## begin Record list
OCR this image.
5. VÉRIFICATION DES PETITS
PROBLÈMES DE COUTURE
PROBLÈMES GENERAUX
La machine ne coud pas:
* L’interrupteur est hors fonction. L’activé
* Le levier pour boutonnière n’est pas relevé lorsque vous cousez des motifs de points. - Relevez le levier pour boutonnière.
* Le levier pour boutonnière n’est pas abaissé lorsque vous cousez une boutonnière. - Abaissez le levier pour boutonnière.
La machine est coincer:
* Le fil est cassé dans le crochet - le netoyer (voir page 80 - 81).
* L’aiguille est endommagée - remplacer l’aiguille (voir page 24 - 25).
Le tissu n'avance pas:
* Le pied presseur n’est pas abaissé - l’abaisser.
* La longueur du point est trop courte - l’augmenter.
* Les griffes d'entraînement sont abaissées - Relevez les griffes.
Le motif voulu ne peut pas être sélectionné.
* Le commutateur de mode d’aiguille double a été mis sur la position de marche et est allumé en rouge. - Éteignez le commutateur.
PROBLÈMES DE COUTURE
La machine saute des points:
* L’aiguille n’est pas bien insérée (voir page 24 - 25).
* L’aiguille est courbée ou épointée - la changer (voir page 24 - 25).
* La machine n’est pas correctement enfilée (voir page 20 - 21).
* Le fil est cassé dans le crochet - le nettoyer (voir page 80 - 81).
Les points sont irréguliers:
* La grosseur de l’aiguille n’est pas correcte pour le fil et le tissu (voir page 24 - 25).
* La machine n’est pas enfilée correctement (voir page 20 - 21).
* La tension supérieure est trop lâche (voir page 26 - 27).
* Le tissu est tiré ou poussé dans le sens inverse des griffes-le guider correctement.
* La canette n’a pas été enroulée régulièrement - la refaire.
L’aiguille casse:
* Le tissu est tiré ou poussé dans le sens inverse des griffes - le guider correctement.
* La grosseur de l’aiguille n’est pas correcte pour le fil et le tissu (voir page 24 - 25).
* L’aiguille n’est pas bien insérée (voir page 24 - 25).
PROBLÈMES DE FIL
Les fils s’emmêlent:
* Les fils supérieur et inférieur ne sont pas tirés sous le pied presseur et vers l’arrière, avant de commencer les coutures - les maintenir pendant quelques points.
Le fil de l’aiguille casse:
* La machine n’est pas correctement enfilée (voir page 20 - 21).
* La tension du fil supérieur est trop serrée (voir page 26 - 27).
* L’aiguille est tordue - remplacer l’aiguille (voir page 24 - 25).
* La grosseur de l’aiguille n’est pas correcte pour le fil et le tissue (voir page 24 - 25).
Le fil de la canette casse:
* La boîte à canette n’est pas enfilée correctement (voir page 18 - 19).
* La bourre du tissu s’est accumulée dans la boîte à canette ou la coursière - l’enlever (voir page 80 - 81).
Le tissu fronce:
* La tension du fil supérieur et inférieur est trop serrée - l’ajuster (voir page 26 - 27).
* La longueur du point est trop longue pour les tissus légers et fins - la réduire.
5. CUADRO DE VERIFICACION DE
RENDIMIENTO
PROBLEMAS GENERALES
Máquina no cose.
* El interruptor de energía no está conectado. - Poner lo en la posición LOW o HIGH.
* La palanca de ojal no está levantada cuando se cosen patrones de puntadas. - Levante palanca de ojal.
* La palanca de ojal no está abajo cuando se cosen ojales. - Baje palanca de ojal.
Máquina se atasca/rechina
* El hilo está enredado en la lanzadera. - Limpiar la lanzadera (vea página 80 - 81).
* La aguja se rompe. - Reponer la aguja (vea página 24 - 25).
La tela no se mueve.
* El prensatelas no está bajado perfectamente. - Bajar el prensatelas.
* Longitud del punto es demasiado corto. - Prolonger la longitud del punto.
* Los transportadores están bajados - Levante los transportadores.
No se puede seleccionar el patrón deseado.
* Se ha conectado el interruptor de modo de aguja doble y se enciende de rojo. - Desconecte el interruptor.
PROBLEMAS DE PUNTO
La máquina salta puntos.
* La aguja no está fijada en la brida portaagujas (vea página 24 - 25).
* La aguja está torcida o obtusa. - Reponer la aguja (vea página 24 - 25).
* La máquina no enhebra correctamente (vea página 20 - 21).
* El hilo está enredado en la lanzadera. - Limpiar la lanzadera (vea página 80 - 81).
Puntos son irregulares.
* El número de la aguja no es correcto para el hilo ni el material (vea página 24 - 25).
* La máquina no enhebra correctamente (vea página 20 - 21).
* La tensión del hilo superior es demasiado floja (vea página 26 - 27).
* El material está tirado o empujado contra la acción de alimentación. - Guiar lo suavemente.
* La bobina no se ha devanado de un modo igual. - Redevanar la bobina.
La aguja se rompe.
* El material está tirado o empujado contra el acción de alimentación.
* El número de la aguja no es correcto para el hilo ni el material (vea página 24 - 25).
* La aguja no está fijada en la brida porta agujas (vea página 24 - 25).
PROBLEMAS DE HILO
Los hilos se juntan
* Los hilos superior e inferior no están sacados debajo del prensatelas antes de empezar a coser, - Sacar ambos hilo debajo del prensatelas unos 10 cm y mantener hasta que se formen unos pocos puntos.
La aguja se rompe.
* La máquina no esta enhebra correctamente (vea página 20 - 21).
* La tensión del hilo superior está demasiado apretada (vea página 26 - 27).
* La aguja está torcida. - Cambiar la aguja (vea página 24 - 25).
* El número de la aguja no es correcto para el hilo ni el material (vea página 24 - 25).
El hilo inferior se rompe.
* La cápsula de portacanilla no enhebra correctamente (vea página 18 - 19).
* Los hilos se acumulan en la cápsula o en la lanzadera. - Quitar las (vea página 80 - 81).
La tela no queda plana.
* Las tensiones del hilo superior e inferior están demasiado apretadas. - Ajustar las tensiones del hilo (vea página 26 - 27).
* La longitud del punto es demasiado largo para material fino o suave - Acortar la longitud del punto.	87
## end Record list
§ Aim:
Scan the listing above for the word "poussé" and show each line where it is found.

§ Correct answer:
* Le tissu est tiré ou poussé dans le sens inverse des griffes-le guider correctement.
* Le tissu est tiré ou poussé dans le sens inverse des griffes - le guider correctement.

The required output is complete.